#### [REQUIREMENTS]
Look through the data below and return each line where "farmoyishni" appears.

#### [EXERCISE INPUT]

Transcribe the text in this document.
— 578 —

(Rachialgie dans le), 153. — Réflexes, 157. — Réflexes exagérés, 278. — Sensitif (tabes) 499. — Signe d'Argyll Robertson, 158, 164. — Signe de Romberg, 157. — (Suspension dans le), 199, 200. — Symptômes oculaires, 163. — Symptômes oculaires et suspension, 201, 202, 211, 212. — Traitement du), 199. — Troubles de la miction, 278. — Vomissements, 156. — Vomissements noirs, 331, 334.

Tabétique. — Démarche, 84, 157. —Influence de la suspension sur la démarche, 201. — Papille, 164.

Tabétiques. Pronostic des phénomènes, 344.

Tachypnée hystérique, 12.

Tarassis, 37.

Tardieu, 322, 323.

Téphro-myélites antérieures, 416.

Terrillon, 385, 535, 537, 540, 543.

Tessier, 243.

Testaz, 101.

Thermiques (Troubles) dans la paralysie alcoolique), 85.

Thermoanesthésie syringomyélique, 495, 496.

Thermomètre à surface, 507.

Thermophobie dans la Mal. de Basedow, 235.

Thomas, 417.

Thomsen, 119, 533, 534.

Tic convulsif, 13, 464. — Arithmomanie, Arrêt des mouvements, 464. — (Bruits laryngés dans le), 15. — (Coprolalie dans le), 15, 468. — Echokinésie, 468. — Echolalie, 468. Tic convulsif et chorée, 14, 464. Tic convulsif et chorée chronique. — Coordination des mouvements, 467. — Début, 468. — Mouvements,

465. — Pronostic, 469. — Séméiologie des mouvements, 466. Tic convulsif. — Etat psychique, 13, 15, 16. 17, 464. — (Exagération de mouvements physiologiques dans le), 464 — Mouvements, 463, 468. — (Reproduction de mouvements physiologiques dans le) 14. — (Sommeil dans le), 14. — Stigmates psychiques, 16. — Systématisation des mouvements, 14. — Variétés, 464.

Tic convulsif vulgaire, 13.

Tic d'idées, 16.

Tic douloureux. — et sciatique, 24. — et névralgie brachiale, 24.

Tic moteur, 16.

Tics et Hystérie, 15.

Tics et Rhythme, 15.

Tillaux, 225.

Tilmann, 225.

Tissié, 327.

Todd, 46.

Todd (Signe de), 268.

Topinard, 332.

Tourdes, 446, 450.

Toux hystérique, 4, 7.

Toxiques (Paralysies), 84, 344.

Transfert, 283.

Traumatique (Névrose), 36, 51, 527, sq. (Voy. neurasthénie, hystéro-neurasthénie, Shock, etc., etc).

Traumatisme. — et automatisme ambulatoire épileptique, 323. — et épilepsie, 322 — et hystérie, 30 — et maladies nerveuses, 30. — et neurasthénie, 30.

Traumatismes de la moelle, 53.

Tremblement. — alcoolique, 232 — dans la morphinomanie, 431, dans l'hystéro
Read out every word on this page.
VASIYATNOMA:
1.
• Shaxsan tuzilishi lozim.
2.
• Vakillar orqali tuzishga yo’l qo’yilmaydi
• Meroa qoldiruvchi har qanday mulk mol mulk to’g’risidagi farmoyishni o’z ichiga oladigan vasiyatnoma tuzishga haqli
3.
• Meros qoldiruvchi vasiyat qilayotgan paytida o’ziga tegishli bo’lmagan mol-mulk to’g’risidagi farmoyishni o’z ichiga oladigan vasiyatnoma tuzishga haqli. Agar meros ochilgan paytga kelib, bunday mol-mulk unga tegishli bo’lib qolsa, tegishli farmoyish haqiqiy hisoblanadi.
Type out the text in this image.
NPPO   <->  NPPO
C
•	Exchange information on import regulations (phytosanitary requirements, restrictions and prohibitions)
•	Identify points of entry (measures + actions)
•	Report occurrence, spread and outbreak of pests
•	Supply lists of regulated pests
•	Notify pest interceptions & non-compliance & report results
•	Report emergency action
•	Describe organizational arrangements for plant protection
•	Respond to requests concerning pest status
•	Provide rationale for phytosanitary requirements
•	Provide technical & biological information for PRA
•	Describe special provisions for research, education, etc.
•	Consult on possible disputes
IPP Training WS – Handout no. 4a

#### [RESULT BELOW]
• Meroa qoldiruvchi har qanday mulk mol mulk to’g’risidagi farmoyishni o’z ichiga oladigan vasiyatnoma tuzishga haqli
• Meros qoldiruvchi vasiyat qilayotgan paytida o’ziga tegishli bo’lmagan mol-mulk to’g’risidagi farmoyishni o’z ichiga oladigan vasiyatnoma tuzishga haqli. Agar meros ochilgan paytga kelib, bunday mol-mulk unga tegishli bo’lib qolsa, tegishli farmoyish haqiqiy hisoblanadi.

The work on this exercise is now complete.